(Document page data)
------------------------------------

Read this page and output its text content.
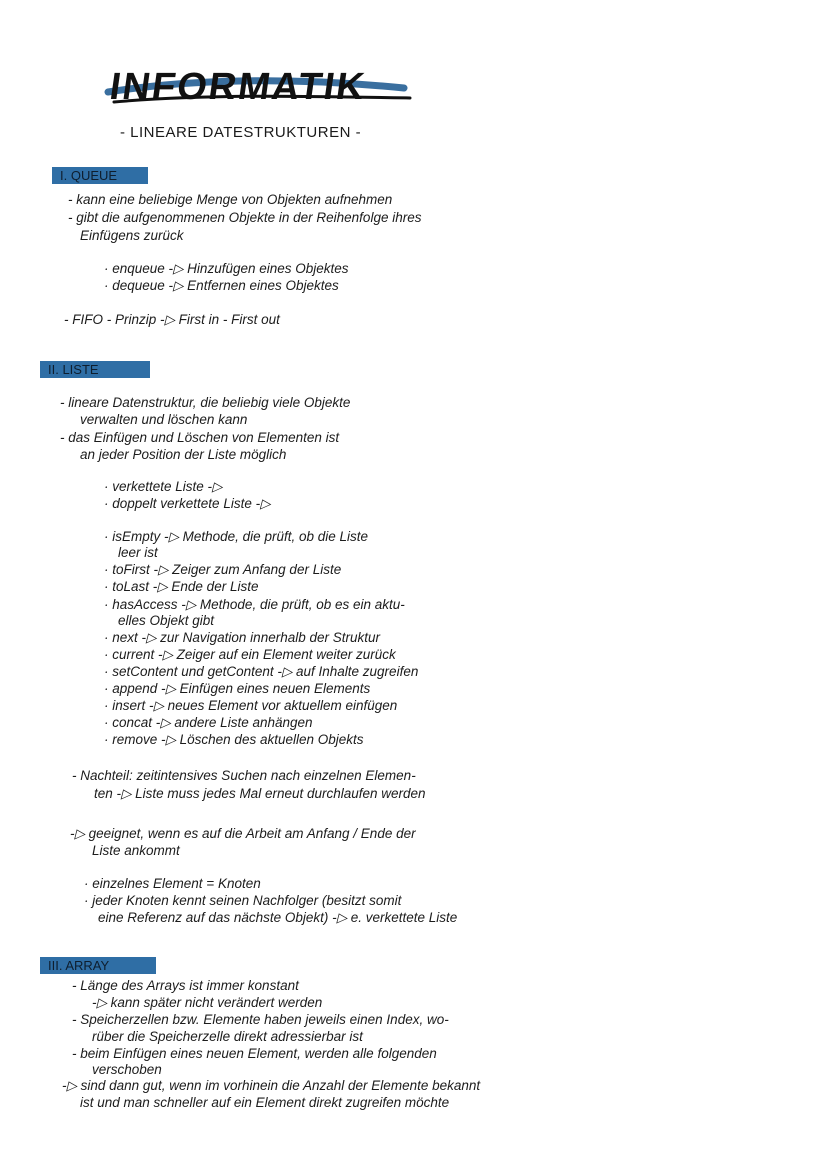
INFORMATIK
- LINEARE DATESTRUKTUREN -
I. QUEUE
- kann eine beliebige Menge von Objekten aufnehmen
- gibt die aufgenommenen Objekte in der Reihenfolge ihres
Einfügens zurück
· enqueue -▷ Hinzufügen eines Objektes
· dequeue -▷ Entfernen eines Objektes
- FIFO - Prinzip -▷ First in - First out
II. LISTE
- lineare Datenstruktur, die beliebig viele Objekte
verwalten und löschen kann
- das Einfügen und Löschen von Elementen ist
an jeder Position der Liste möglich
· verkettete Liste -▷
· doppelt verkettete Liste -▷
· isEmpty -▷ Methode, die prüft, ob die Liste
leer ist
· toFirst -▷ Zeiger zum Anfang der Liste
· toLast -▷ Ende der Liste
· hasAccess -▷ Methode, die prüft, ob es ein aktu-
elles Objekt gibt
· next -▷ zur Navigation innerhalb der Struktur
· current -▷ Zeiger auf ein Element weiter zurück
· setContent und getContent -▷ auf Inhalte zugreifen
· append -▷ Einfügen eines neuen Elements
· insert -▷ neues Element vor aktuellem einfügen
· concat -▷ andere Liste anhängen
· remove -▷ Löschen des aktuellen Objekts
- Nachteil: zeitintensives Suchen nach einzelnen Elemen-
ten -▷ Liste muss jedes Mal erneut durchlaufen werden
-▷ geeignet, wenn es auf die Arbeit am Anfang / Ende der
Liste ankommt
· einzelnes Element = Knoten
· jeder Knoten kennt seinen Nachfolger (besitzt somit
eine Referenz auf das nächste Objekt) -▷ e. verkettete Liste
III. ARRAY
- Länge des Arrays ist immer konstant
-▷ kann später nicht verändert werden
- Speicherzellen bzw. Elemente haben jeweils einen Index, wo-
rüber die Speicherzelle direkt adressierbar ist
- beim Einfügen eines neuen Element, werden alle folgenden
verschoben
-▷ sind dann gut, wenn im vorhinein die Anzahl der Elemente bekannt
ist und man schneller auf ein Element direkt zugreifen möchte
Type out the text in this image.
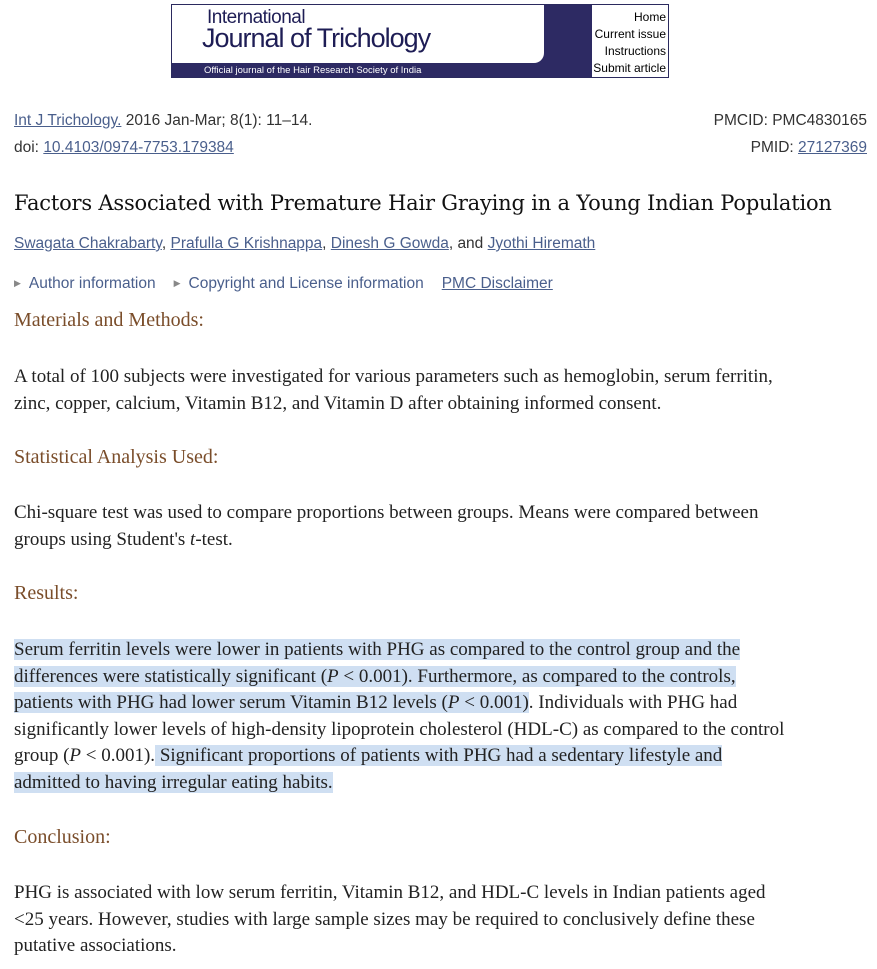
International
Journal of Trichology
Official journal of the Hair Research Society of India
Home
Current issue
Instructions
Submit article
Int J Trichology. 2016 Jan-Mar; 8(1): 11–14.
doi: 10.4103/0974-7753.179384
PMCID: PMC4830165
PMID: 27127369
Factors Associated with Premature Hair Graying in a Young Indian Population
Swagata Chakrabarty, Prafulla G Krishnappa, Dinesh G Gowda, and Jyothi Hiremath
▶ Author information ▶ Copyright and License information PMC Disclaimer
Materials and Methods:
A total of 100 subjects were investigated for various parameters such as hemoglobin, serum ferritin,
zinc, copper, calcium, Vitamin B12, and Vitamin D after obtaining informed consent.
Statistical Analysis Used:
Chi-square test was used to compare proportions between groups. Means were compared between
groups using Student's t-test.
Results:
Serum ferritin levels were lower in patients with PHG as compared to the control group and the
differences were statistically significant (P < 0.001). Furthermore, as compared to the controls,
patients with PHG had lower serum Vitamin B12 levels (P < 0.001). Individuals with PHG had
significantly lower levels of high-density lipoprotein cholesterol (HDL-C) as compared to the control
group (P < 0.001). Significant proportions of patients with PHG had a sedentary lifestyle and
admitted to having irregular eating habits.
Conclusion:
PHG is associated with low serum ferritin, Vitamin B12, and HDL-C levels in Indian patients aged
<25 years. However, studies with large sample sizes may be required to conclusively define these
putative associations.
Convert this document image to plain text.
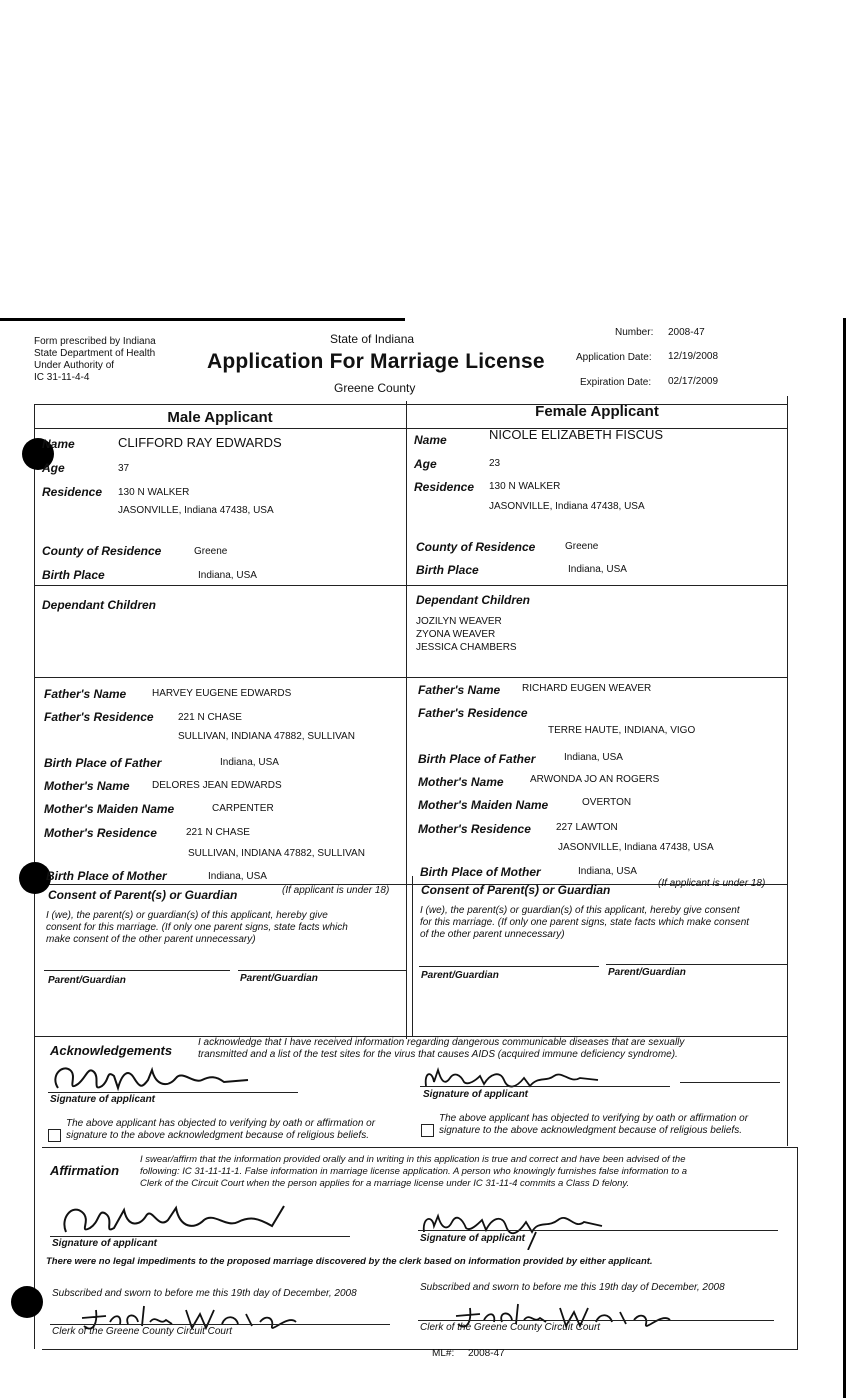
Form prescribed by Indiana
State Department of Health
Under Authority of
IC 31-11-4-4
State of Indiana
Application For Marriage License
Greene County
Number: 2008-47
Application Date: 12/19/2008
Expiration Date: 02/17/2009
Male Applicant	Female Applicant
Name	CLIFFORD RAY EDWARDS
Age	37
Residence 130 N WALKER
JASONVILLE, Indiana 47438, USA
County of Residence	Greene
Birth Place	Indiana, USA
Dependant Children
Father's Name	HARVEY EUGENE EDWARDS
Father's Residence 221 N CHASE
SULLIVAN, INDIANA 47882, SULLIVAN
Birth Place of Father	Indiana, USA
Mother's Name DELORES JEAN EDWARDS
Mother's Maiden Name	CARPENTER
Mother's Residence	221 N CHASE
SULLIVAN, INDIANA 47882, SULLIVAN
Birth Place of Mother	Indiana, USA
Name	NICOLE ELIZABETH FISCUS
Age	23
Residence 130 N WALKER
JASONVILLE, Indiana 47438, USA
County of Residence	Greene
Birth Place	Indiana, USA
Dependant Children
JOZILYN WEAVER
ZYONA WEAVER
JESSICA CHAMBERS
Father's Name RICHARD EUGEN WEAVER
Father's Residence
TERRE HAUTE, INDIANA, VIGO
Birth Place of Father	Indiana, USA
Mother's Name	ARWONDA JO AN ROGERS
Mother's Maiden Name	OVERTON
Mother's Residence	227 LAWTON
JASONVILLE, Indiana 47438, USA
Birth Place of Mother	Indiana, USA
Consent of Parent(s) or Guardian	(If applicant is under 18)
I (we), the parent(s) or guardian(s) of this applicant, hereby give
consent for this marriage. (If only one parent signs, state facts which
make consent of the other parent unnecessary)
Parent/Guardian	Parent/Guardian
Consent of Parent(s) or Guardian	(If applicant is under 18)
I (we), the parent(s) or guardian(s) of this applicant, hereby give consent
for this marriage. (If only one parent signs, state facts which make consent
of the other parent unnecessary)
Parent/Guardian	Parent/Guardian
Acknowledgements
I acknowledge that I have received information regarding dangerous communicable diseases that are sexually
transmitted and a list of the test sites for the virus that causes AIDS (acquired immune deficiency syndrome).
Signature of applicant	Signature of applicant
The above applicant has objected to verifying by oath or affirmation or
signature to the above acknowledgment because of religious beliefs.
The above applicant has objected to verifying by oath or affirmation or
signature to the above acknowledgment because of religious beliefs.
Affirmation
I swear/affirm that the information provided orally and in writing in this application is true and correct and have been advised of the
following: IC 31-11-11-1. False information in marriage license application. A person who knowingly furnishes false information to a
Clerk of the Circuit Court when the person applies for a marriage license under IC 31-11-4 commits a Class D felony.
Signature of applicant	Signature of applicant
There were no legal impediments to the proposed marriage discovered by the clerk based on information provided by either applicant.
Subscribed and sworn to before me this 19th day of December, 2008
Subscribed and sworn to before me this 19th day of December, 2008
Clerk of the Greene County Circuit Court	Clerk of the Greene County Circuit Court
ML#: 2008-47
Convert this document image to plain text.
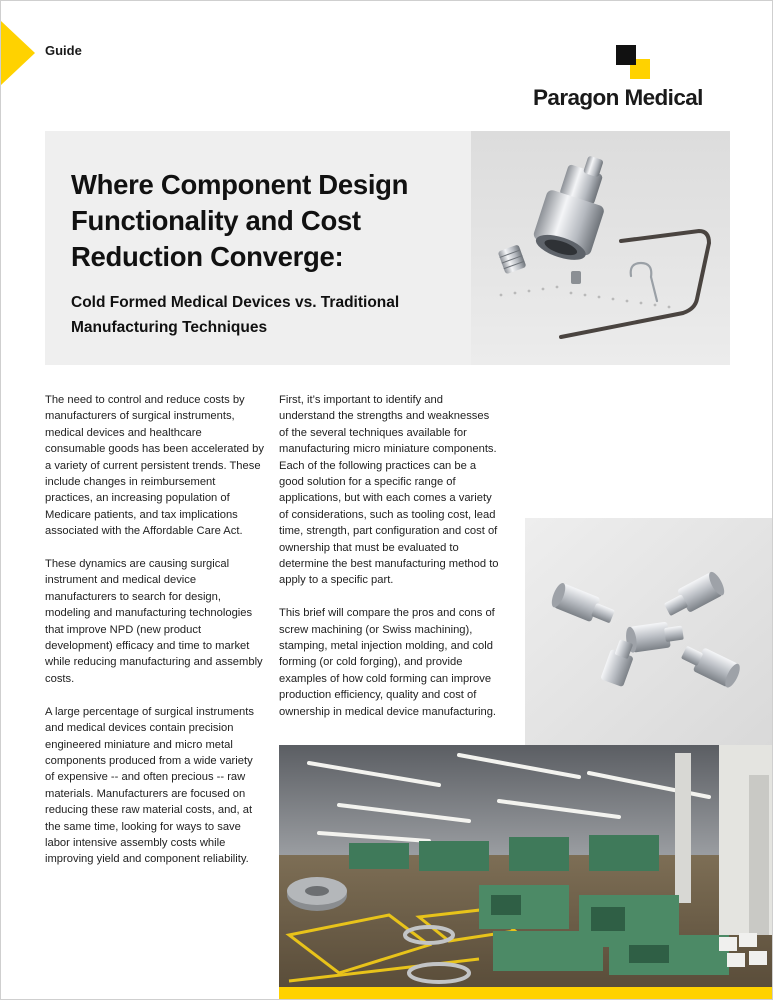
Guide
Paragon Medical
Where Component Design Functionality and Cost Reduction Converge:
Cold Formed Medical Devices vs. Traditional Manufacturing Techniques

The need to control and reduce costs by manufacturers of surgical instruments, medical devices and healthcare consumable goods has been accelerated by a variety of current persistent trends. These include changes in reimbursement practices, an increasing population of Medicare patients, and tax implications associated with the Affordable Care Act.

These dynamics are causing surgical instrument and medical device manufacturers to search for design, modeling and manufacturing technologies that improve NPD (new product development) efficacy and time to market while reducing manufacturing and assembly costs.

A large percentage of surgical instruments and medical devices contain precision engineered miniature and micro metal components produced from a wide variety of expensive -- and often precious -- raw materials. Manufacturers are focused on reducing these raw material costs, and, at the same time, looking for ways to save labor intensive assembly costs while improving yield and component reliability.

First, it’s important to identify and understand the strengths and weaknesses of the several techniques available for manufacturing micro miniature components. Each of the following practices can be a good solution for a specific range of applications, but with each comes a variety of considerations, such as tooling cost, lead time, strength, part configuration and cost of ownership that must be evaluated to determine the best manufacturing method to apply to a specific part.

This brief will compare the pros and cons of screw machining (or Swiss machining), stamping, metal injection molding, and cold forming (or cold forging), and provide examples of how cold forming can improve production efficiency, quality and cost of ownership in medical device manufacturing.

------------------------------------

§ **BRIEF**: Leaving the pictures out, give back each line above exactly.

§ **TASK SOLUTION**:
Read this page and output its text content.
INFORMATIK
- LINEARE DATESTRUKTUREN -
I. QUEUE
- kann eine beliebige Menge von Objekten aufnehmen
- gibt die aufgenommenen Objekte in der Reihenfolge ihres
Einfügens zurück
· enqueue -▷ Hinzufügen eines Objektes
· dequeue -▷ Entfernen eines Objektes
- FIFO - Prinzip -▷ First in - First out
II. LISTE
- lineare Datenstruktur, die beliebig viele Objekte
verwalten und löschen kann
- das Einfügen und Löschen von Elementen ist
an jeder Position der Liste möglich
· verkettete Liste -▷
· doppelt verkettete Liste -▷
· isEmpty -▷ Methode, die prüft, ob die Liste
leer ist
· toFirst -▷ Zeiger zum Anfang der Liste
· toLast -▷ Ende der Liste
· hasAccess -▷ Methode, die prüft, ob es ein aktu-
elles Objekt gibt
· next -▷ zur Navigation innerhalb der Struktur
· current -▷ Zeiger auf ein Element weiter zurück
· setContent und getContent -▷ auf Inhalte zugreifen
· append -▷ Einfügen eines neuen Elements
· insert -▷ neues Element vor aktuellem einfügen
· concat -▷ andere Liste anhängen
· remove -▷ Löschen des aktuellen Objekts
- Nachteil: zeitintensives Suchen nach einzelnen Elemen-
ten -▷ Liste muss jedes Mal erneut durchlaufen werden
-▷ geeignet, wenn es auf die Arbeit am Anfang / Ende der
Liste ankommt
· einzelnes Element = Knoten
· jeder Knoten kennt seinen Nachfolger (besitzt somit
eine Referenz auf das nächste Objekt) -▷ e. verkettete Liste
III. ARRAY
- Länge des Arrays ist immer konstant
-▷ kann später nicht verändert werden
- Speicherzellen bzw. Elemente haben jeweils einen Index, wo-
rüber die Speicherzelle direkt adressierbar ist
- beim Einfügen eines neuen Element, werden alle folgenden
verschoben
-▷ sind dann gut, wenn im vorhinein die Anzahl der Elemente bekannt
ist und man schneller auf ein Element direkt zugreifen möchte
Type out the text in this image.
International
Journal of Trichology
Official journal of the Hair Research Society of India
Home
Current issue
Instructions
Submit article
Int J Trichology. 2016 Jan-Mar; 8(1): 11–14.
doi: 10.4103/0974-7753.179384
PMCID: PMC4830165
PMID: 27127369
Factors Associated with Premature Hair Graying in a Young Indian Population
Swagata Chakrabarty, Prafulla G Krishnappa, Dinesh G Gowda, and Jyothi Hiremath
▶ Author information ▶ Copyright and License information PMC Disclaimer
Materials and Methods:
A total of 100 subjects were investigated for various parameters such as hemoglobin, serum ferritin,
zinc, copper, calcium, Vitamin B12, and Vitamin D after obtaining informed consent.
Statistical Analysis Used:
Chi-square test was used to compare proportions between groups. Means were compared between
groups using Student's t-test.
Results:
Serum ferritin levels were lower in patients with PHG as compared to the control group and the
differences were statistically significant (P < 0.001). Furthermore, as compared to the controls,
patients with PHG had lower serum Vitamin B12 levels (P < 0.001). Individuals with PHG had
significantly lower levels of high-density lipoprotein cholesterol (HDL-C) as compared to the control
group (P < 0.001). Significant proportions of patients with PHG had a sedentary lifestyle and
admitted to having irregular eating habits.
Conclusion:
PHG is associated with low serum ferritin, Vitamin B12, and HDL-C levels in Indian patients aged
<25 years. However, studies with large sample sizes may be required to conclusively define these
putative associations.
Convert this document image to plain text.
Form prescribed by Indiana
State Department of Health
Under Authority of
IC 31-11-4-4
State of Indiana
Application For Marriage License
Greene County
Number: 2008-47
Application Date: 12/19/2008
Expiration Date: 02/17/2009
Male Applicant	Female Applicant
Name	CLIFFORD RAY EDWARDS
Age	37
Residence 130 N WALKER
JASONVILLE, Indiana 47438, USA
County of Residence	Greene
Birth Place	Indiana, USA
Dependant Children
Father's Name	HARVEY EUGENE EDWARDS
Father's Residence 221 N CHASE
SULLIVAN, INDIANA 47882, SULLIVAN
Birth Place of Father	Indiana, USA
Mother's Name DELORES JEAN EDWARDS
Mother's Maiden Name	CARPENTER
Mother's Residence	221 N CHASE
SULLIVAN, INDIANA 47882, SULLIVAN
Birth Place of Mother	Indiana, USA
Name	NICOLE ELIZABETH FISCUS
Age	23
Residence 130 N WALKER
JASONVILLE, Indiana 47438, USA
County of Residence	Greene
Birth Place	Indiana, USA
Dependant Children
JOZILYN WEAVER
ZYONA WEAVER
JESSICA CHAMBERS
Father's Name RICHARD EUGEN WEAVER
Father's Residence
TERRE HAUTE, INDIANA, VIGO
Birth Place of Father	Indiana, USA
Mother's Name	ARWONDA JO AN ROGERS
Mother's Maiden Name	OVERTON
Mother's Residence	227 LAWTON
JASONVILLE, Indiana 47438, USA
Birth Place of Mother	Indiana, USA
Consent of Parent(s) or Guardian	(If applicant is under 18)
I (we), the parent(s) or guardian(s) of this applicant, hereby give
consent for this marriage. (If only one parent signs, state facts which
make consent of the other parent unnecessary)
Parent/Guardian	Parent/Guardian
Consent of Parent(s) or Guardian	(If applicant is under 18)
I (we), the parent(s) or guardian(s) of this applicant, hereby give consent
for this marriage. (If only one parent signs, state facts which make consent
of the other parent unnecessary)
Parent/Guardian	Parent/Guardian
Acknowledgements
I acknowledge that I have received information regarding dangerous communicable diseases that are sexually
transmitted and a list of the test sites for the virus that causes AIDS (acquired immune deficiency syndrome).
Signature of applicant	Signature of applicant
The above applicant has objected to verifying by oath or affirmation or
signature to the above acknowledgment because of religious beliefs.
The above applicant has objected to verifying by oath or affirmation or
signature to the above acknowledgment because of religious beliefs.
Affirmation
I swear/affirm that the information provided orally and in writing in this application is true and correct and have been advised of the
following: IC 31-11-11-1. False information in marriage license application. A person who knowingly furnishes false information to a
Clerk of the Circuit Court when the person applies for a marriage license under IC 31-11-4 commits a Class D felony.
Signature of applicant	Signature of applicant
There were no legal impediments to the proposed marriage discovered by the clerk based on information provided by either applicant.
Subscribed and sworn to before me this 19th day of December, 2008
Subscribed and sworn to before me this 19th day of December, 2008
Clerk of the Greene County Circuit Court	Clerk of the Greene County Circuit Court
ML#: 2008-47
Convert this document image to plain text.
Guide
Paragon Medical
Where Component Design Functionality and Cost Reduction Converge:
Cold Formed Medical Devices vs. Traditional Manufacturing Techniques

The need to control and reduce costs by manufacturers of surgical instruments, medical devices and healthcare consumable goods has been accelerated by a variety of current persistent trends. These include changes in reimbursement practices, an increasing population of Medicare patients, and tax implications associated with the Affordable Care Act.

These dynamics are causing surgical instrument and medical device manufacturers to search for design, modeling and manufacturing technologies that improve NPD (new product development) efficacy and time to market while reducing manufacturing and assembly costs.

A large percentage of surgical instruments and medical devices contain precision engineered miniature and micro metal components produced from a wide variety of expensive -- and often precious -- raw materials. Manufacturers are focused on reducing these raw material costs, and, at the same time, looking for ways to save labor intensive assembly costs while improving yield and component reliability.

First, it’s important to identify and understand the strengths and weaknesses of the several techniques available for manufacturing micro miniature components. Each of the following practices can be a good solution for a specific range of applications, but with each comes a variety of considerations, such as tooling cost, lead time, strength, part configuration and cost of ownership that must be evaluated to determine the best manufacturing method to apply to a specific part.

This brief will compare the pros and cons of screw machining (or Swiss machining), stamping, metal injection molding, and cold forming (or cold forging), and provide examples of how cold forming can improve production efficiency, quality and cost of ownership in medical device manufacturing.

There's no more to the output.